**Exercise details**.
Copy out all lines that carry the word "concentration".

**Supplied material**.
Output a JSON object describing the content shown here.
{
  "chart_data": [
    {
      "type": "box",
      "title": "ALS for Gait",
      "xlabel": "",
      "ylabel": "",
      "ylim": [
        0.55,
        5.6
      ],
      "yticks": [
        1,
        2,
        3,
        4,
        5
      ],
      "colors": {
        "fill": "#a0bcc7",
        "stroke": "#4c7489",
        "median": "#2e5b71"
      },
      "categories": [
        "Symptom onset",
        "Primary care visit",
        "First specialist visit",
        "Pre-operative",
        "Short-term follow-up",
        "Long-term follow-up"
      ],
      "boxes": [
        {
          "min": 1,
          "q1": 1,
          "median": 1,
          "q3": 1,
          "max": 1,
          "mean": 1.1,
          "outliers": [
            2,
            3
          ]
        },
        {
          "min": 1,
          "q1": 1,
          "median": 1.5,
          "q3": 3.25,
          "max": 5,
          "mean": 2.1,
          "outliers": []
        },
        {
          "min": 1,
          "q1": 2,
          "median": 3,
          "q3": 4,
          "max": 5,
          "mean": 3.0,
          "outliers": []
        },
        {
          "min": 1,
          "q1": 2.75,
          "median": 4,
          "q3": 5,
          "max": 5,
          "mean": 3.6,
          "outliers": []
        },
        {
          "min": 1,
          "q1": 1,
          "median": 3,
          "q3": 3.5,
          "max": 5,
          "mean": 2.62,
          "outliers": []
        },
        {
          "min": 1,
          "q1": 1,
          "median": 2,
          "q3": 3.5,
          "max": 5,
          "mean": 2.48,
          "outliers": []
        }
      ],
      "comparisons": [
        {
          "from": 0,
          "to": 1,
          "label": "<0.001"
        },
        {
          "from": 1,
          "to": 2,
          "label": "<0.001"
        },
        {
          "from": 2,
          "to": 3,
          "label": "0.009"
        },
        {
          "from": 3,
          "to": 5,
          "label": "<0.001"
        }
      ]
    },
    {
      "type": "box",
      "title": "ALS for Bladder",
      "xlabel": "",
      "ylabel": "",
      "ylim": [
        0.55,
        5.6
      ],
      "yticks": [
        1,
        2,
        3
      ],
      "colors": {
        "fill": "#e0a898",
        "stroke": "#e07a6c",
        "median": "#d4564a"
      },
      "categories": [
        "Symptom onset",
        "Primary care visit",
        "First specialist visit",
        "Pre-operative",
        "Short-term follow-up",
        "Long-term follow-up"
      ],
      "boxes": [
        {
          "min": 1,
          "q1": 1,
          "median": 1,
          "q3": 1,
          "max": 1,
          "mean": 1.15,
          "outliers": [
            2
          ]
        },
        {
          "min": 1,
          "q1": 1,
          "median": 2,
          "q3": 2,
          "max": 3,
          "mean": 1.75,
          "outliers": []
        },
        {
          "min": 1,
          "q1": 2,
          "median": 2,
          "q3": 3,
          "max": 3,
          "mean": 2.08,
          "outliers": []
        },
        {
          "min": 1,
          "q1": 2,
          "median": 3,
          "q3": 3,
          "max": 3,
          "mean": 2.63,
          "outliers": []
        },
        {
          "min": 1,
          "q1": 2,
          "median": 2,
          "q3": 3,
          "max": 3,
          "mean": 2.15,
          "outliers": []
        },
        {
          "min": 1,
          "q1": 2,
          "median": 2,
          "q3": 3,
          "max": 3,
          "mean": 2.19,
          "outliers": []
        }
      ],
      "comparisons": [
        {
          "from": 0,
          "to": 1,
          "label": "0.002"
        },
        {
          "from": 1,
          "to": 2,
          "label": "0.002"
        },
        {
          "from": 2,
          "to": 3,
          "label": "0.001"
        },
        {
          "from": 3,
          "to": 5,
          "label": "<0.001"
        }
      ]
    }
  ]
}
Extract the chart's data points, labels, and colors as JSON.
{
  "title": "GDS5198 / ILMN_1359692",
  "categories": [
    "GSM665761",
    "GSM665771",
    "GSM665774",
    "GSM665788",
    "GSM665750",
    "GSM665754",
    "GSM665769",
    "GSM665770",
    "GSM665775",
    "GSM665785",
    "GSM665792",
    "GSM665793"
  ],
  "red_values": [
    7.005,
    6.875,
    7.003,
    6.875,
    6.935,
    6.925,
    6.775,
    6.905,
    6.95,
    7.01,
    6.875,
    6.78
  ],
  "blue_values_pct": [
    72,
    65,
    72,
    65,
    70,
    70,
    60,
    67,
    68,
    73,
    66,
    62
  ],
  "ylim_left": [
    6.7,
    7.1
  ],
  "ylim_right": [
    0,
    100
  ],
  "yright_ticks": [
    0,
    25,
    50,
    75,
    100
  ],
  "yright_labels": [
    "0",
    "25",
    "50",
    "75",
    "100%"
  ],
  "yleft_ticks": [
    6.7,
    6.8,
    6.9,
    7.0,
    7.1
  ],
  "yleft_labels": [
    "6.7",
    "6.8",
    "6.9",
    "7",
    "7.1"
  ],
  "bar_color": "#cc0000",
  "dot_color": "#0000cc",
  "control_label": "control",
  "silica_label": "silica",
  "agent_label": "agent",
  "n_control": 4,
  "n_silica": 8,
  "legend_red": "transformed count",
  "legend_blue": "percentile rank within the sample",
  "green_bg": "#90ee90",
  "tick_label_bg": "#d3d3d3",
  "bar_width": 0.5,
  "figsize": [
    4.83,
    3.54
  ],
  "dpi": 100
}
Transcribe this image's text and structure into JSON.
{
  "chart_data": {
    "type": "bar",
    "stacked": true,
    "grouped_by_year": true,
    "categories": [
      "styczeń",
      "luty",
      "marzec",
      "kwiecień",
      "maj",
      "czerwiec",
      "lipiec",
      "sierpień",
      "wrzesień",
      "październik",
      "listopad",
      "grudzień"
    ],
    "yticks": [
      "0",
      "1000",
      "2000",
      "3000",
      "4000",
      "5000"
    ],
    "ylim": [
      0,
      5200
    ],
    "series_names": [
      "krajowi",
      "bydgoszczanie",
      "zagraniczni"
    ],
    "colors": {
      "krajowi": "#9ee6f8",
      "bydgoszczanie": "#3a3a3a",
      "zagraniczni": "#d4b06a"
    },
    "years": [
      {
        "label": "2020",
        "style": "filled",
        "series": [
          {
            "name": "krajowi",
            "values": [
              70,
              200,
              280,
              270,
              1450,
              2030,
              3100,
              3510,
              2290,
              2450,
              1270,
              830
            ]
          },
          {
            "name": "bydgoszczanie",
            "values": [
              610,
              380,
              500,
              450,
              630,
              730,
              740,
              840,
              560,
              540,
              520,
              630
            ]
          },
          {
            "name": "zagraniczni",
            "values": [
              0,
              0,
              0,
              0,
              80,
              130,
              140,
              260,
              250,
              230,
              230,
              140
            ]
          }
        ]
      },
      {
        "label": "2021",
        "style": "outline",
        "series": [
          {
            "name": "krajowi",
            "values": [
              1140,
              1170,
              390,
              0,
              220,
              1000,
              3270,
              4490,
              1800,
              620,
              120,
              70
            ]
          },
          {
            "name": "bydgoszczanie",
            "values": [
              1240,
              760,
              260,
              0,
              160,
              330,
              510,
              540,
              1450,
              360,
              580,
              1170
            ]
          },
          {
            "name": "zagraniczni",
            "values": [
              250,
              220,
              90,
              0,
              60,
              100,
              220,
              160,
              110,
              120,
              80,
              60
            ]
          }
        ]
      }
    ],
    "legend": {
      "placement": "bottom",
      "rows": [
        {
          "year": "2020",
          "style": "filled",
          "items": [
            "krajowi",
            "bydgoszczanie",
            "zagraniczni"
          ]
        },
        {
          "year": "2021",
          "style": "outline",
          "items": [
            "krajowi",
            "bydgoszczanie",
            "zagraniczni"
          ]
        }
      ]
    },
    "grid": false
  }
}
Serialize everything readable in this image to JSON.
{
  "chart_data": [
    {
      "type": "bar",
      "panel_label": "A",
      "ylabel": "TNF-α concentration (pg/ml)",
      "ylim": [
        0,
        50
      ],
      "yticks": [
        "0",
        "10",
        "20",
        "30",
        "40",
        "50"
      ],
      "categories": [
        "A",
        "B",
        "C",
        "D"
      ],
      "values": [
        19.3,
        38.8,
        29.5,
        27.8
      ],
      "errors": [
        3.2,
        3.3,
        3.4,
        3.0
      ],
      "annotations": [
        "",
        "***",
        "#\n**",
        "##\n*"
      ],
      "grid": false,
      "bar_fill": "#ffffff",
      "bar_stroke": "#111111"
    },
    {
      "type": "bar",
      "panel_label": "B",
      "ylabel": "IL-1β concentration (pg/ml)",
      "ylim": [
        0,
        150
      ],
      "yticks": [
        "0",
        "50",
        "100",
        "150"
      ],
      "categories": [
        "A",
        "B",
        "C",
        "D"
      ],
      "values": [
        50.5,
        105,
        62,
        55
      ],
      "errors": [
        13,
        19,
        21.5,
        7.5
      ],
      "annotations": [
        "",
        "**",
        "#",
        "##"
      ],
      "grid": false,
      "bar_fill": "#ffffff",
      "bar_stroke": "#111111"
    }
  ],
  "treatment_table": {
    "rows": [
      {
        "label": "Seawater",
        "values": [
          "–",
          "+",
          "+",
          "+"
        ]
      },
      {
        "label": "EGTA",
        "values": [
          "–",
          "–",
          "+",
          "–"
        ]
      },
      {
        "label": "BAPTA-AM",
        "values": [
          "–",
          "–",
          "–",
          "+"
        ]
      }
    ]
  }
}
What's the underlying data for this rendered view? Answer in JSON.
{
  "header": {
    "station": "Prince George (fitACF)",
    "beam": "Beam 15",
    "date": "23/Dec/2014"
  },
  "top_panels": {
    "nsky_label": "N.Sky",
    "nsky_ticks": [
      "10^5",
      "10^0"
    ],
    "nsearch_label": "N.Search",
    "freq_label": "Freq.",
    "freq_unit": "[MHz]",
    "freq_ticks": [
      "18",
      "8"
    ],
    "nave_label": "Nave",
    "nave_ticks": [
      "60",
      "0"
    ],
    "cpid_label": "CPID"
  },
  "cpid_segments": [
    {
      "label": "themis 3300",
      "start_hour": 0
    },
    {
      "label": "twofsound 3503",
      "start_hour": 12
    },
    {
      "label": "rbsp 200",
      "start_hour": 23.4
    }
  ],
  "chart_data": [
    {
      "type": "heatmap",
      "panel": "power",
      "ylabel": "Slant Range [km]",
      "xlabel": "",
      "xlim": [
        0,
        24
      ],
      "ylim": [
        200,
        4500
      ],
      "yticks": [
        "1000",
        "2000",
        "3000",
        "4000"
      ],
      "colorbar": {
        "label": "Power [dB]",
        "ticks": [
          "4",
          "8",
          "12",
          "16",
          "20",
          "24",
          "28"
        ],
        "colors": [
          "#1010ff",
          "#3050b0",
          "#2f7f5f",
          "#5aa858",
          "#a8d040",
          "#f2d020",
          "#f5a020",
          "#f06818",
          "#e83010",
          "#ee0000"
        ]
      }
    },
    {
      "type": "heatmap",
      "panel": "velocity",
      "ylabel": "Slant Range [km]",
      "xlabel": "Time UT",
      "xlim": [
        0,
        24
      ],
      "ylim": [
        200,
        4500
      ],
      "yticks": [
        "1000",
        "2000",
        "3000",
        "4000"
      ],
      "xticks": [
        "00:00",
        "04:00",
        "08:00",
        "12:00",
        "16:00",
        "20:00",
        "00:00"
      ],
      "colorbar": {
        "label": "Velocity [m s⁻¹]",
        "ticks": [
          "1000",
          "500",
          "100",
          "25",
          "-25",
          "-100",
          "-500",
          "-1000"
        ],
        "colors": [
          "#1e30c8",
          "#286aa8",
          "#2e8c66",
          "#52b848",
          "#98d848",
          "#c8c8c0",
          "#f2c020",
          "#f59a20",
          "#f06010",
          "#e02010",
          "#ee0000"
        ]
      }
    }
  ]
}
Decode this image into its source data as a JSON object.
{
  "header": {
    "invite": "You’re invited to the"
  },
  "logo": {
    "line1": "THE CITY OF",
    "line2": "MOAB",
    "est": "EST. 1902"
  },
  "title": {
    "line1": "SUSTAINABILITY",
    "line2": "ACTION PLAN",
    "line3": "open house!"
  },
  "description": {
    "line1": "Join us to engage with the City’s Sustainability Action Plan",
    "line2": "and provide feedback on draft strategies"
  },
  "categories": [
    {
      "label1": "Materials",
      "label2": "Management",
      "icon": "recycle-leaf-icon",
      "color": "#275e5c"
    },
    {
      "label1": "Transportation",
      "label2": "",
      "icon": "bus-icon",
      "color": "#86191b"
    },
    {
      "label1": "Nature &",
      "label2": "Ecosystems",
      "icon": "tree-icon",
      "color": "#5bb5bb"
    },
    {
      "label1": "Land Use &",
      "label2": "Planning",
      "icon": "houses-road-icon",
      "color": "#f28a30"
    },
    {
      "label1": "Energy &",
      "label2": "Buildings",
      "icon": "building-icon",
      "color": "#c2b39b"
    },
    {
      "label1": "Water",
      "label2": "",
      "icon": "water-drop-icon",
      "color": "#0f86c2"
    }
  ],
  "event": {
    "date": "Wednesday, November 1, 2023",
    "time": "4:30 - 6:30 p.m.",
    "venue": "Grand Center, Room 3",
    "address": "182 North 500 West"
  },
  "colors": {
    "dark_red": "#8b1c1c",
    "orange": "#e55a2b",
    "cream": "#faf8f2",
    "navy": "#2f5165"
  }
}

**Result**.
      "ylabel": "TNF-α concentration (pg/ml)",
      "ylabel": "IL-1β concentration (pg/ml)",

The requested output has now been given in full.